(Rows from a dataset)
=-=-=
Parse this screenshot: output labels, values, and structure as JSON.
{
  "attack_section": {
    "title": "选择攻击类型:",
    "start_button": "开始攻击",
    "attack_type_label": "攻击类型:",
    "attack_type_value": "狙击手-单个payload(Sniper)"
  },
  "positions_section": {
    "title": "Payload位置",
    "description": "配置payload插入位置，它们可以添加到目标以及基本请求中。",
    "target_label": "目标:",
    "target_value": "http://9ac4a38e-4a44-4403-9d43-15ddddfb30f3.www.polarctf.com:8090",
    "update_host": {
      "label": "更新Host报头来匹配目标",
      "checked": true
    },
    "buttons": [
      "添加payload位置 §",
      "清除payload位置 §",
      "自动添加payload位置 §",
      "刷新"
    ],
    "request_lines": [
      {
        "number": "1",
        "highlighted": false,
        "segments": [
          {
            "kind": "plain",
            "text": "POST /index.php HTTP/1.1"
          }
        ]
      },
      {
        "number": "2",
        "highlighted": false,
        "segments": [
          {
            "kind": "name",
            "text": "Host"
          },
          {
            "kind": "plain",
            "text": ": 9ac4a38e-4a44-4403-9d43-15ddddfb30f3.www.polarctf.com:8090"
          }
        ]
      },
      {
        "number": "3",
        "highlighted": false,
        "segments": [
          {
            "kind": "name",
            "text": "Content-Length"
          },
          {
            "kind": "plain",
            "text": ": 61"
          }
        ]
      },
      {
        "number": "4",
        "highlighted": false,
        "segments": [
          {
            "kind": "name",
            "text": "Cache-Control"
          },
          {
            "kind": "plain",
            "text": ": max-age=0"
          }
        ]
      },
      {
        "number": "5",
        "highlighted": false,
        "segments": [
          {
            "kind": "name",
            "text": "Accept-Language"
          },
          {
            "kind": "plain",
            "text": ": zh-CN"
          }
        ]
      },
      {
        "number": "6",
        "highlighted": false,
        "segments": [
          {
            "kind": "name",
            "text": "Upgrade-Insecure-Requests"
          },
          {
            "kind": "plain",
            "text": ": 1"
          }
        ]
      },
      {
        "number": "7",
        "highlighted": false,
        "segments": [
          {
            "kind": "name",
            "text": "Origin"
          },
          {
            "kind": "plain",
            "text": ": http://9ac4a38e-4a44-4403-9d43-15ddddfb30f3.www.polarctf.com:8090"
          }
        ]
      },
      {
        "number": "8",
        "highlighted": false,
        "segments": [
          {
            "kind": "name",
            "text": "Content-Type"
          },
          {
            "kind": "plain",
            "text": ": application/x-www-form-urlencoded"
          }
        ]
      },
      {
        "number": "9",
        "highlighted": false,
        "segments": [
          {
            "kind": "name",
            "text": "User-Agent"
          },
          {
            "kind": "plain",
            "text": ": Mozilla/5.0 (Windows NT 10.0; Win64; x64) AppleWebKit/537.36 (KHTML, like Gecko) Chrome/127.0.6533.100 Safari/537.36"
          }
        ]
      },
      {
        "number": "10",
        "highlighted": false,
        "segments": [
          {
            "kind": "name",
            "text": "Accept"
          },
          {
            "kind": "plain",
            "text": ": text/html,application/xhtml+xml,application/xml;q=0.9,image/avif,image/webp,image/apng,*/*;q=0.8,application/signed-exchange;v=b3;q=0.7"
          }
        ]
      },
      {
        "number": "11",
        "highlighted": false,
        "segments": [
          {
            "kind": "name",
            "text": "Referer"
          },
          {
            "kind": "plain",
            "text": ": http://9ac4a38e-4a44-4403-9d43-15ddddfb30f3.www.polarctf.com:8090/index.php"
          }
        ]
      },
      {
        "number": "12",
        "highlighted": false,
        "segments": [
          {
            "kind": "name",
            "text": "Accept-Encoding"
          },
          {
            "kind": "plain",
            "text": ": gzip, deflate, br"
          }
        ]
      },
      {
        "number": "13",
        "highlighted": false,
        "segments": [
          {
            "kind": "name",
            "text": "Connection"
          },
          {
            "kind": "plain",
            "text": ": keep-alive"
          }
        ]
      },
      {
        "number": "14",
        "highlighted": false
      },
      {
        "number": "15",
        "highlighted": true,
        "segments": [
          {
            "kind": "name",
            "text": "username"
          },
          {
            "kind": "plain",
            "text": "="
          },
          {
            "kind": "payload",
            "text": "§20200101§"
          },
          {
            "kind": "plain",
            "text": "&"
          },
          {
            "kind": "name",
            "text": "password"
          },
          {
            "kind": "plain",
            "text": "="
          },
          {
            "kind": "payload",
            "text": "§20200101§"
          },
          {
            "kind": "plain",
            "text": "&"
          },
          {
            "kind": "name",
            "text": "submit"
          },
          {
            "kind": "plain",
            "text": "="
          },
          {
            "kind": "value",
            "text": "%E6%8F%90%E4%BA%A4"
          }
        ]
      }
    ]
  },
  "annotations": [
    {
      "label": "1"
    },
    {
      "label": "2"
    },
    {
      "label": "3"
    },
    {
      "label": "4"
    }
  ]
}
=-=-=
Give all the entries again exactly; leave none out.

Completed task:
Parse this screenshot: output labels, values, and structure as JSON.
{
  "attack_section": {
    "title": "选择攻击类型:",
    "start_button": "开始攻击",
    "attack_type_label": "攻击类型:",
    "attack_type_value": "狙击手-单个payload(Sniper)"
  },
  "positions_section": {
    "title": "Payload位置",
    "description": "配置payload插入位置，它们可以添加到目标以及基本请求中。",
    "target_label": "目标:",
    "target_value": "http://9ac4a38e-4a44-4403-9d43-15ddddfb30f3.www.polarctf.com:8090",
    "update_host": {
      "label": "更新Host报头来匹配目标",
      "checked": true
    },
    "buttons": [
      "添加payload位置 §",
      "清除payload位置 §",
      "自动添加payload位置 §",
      "刷新"
    ],
    "request_lines": [
      {
        "number": "1",
        "highlighted": false,
        "segments": [
          {
            "kind": "plain",
            "text": "POST /index.php HTTP/1.1"
          }
        ]
      },
      {
        "number": "2",
        "highlighted": false,
        "segments": [
          {
            "kind": "name",
            "text": "Host"
          },
          {
            "kind": "plain",
            "text": ": 9ac4a38e-4a44-4403-9d43-15ddddfb30f3.www.polarctf.com:8090"
          }
        ]
      },
      {
        "number": "3",
        "highlighted": false,
        "segments": [
          {
            "kind": "name",
            "text": "Content-Length"
          },
          {
            "kind": "plain",
            "text": ": 61"
          }
        ]
      },
      {
        "number": "4",
        "highlighted": false,
        "segments": [
          {
            "kind": "name",
            "text": "Cache-Control"
          },
          {
            "kind": "plain",
            "text": ": max-age=0"
          }
        ]
      },
      {
        "number": "5",
        "highlighted": false,
        "segments": [
          {
            "kind": "name",
            "text": "Accept-Language"
          },
          {
            "kind": "plain",
            "text": ": zh-CN"
          }
        ]
      },
      {
        "number": "6",
        "highlighted": false,
        "segments": [
          {
            "kind": "name",
            "text": "Upgrade-Insecure-Requests"
          },
          {
            "kind": "plain",
            "text": ": 1"
          }
        ]
      },
      {
        "number": "7",
        "highlighted": false,
        "segments": [
          {
            "kind": "name",
            "text": "Origin"
          },
          {
            "kind": "plain",
            "text": ": http://9ac4a38e-4a44-4403-9d43-15ddddfb30f3.www.polarctf.com:8090"
          }
        ]
      },
      {
        "number": "8",
        "highlighted": false,
        "segments": [
          {
            "kind": "name",
            "text": "Content-Type"
          },
          {
            "kind": "plain",
            "text": ": application/x-www-form-urlencoded"
          }
        ]
      },
      {
        "number": "9",
        "highlighted": false,
        "segments": [
          {
            "kind": "name",
            "text": "User-Agent"
          },
          {
            "kind": "plain",
            "text": ": Mozilla/5.0 (Windows NT 10.0; Win64; x64) AppleWebKit/537.36 (KHTML, like Gecko) Chrome/127.0.6533.100 Safari/537.36"
          }
        ]
      },
      {
        "number": "10",
        "highlighted": false,
        "segments": [
          {
            "kind": "name",
            "text": "Accept"
          },
          {
            "kind": "plain",
            "text": ": text/html,application/xhtml+xml,application/xml;q=0.9,image/avif,image/webp,image/apng,*/*;q=0.8,application/signed-exchange;v=b3;q=0.7"
          }
        ]
      },
      {
        "number": "11",
        "highlighted": false,
        "segments": [
          {
            "kind": "name",
            "text": "Referer"
          },
          {
            "kind": "plain",
            "text": ": http://9ac4a38e-4a44-4403-9d43-15ddddfb30f3.www.polarctf.com:8090/index.php"
          }
        ]
      },
      {
        "number": "12",
        "highlighted": false,
        "segments": [
          {
            "kind": "name",
            "text": "Accept-Encoding"
          },
          {
            "kind": "plain",
            "text": ": gzip, deflate, br"
          }
        ]
      },
      {
        "number": "13",
        "highlighted": false,
        "segments": [
          {
            "kind": "name",
            "text": "Connection"
          },
          {
            "kind": "plain",
            "text": ": keep-alive"
          }
        ]
      },
      {
        "number": "14",
        "highlighted": false
      },
      {
        "number": "15",
        "highlighted": true,
        "segments": [
          {
            "kind": "name",
            "text": "username"
          },
          {
            "kind": "plain",
            "text": "="
          },
          {
            "kind": "payload",
            "text": "§20200101§"
          },
          {
            "kind": "plain",
            "text": "&"
          },
          {
            "kind": "name",
            "text": "password"
          },
          {
            "kind": "plain",
            "text": "="
          },
          {
            "kind": "payload",
            "text": "§20200101§"
          },
          {
            "kind": "plain",
            "text": "&"
          },
          {
            "kind": "name",
            "text": "submit"
          },
          {
            "kind": "plain",
            "text": "="
          },
          {
            "kind": "value",
            "text": "%E6%8F%90%E4%BA%A4"
          }
        ]
      }
    ]
  },
  "annotations": [
    {
      "label": "1"
    },
    {
      "label": "2"
    },
    {
      "label": "3"
    },
    {
      "label": "4"
    }
  ]
}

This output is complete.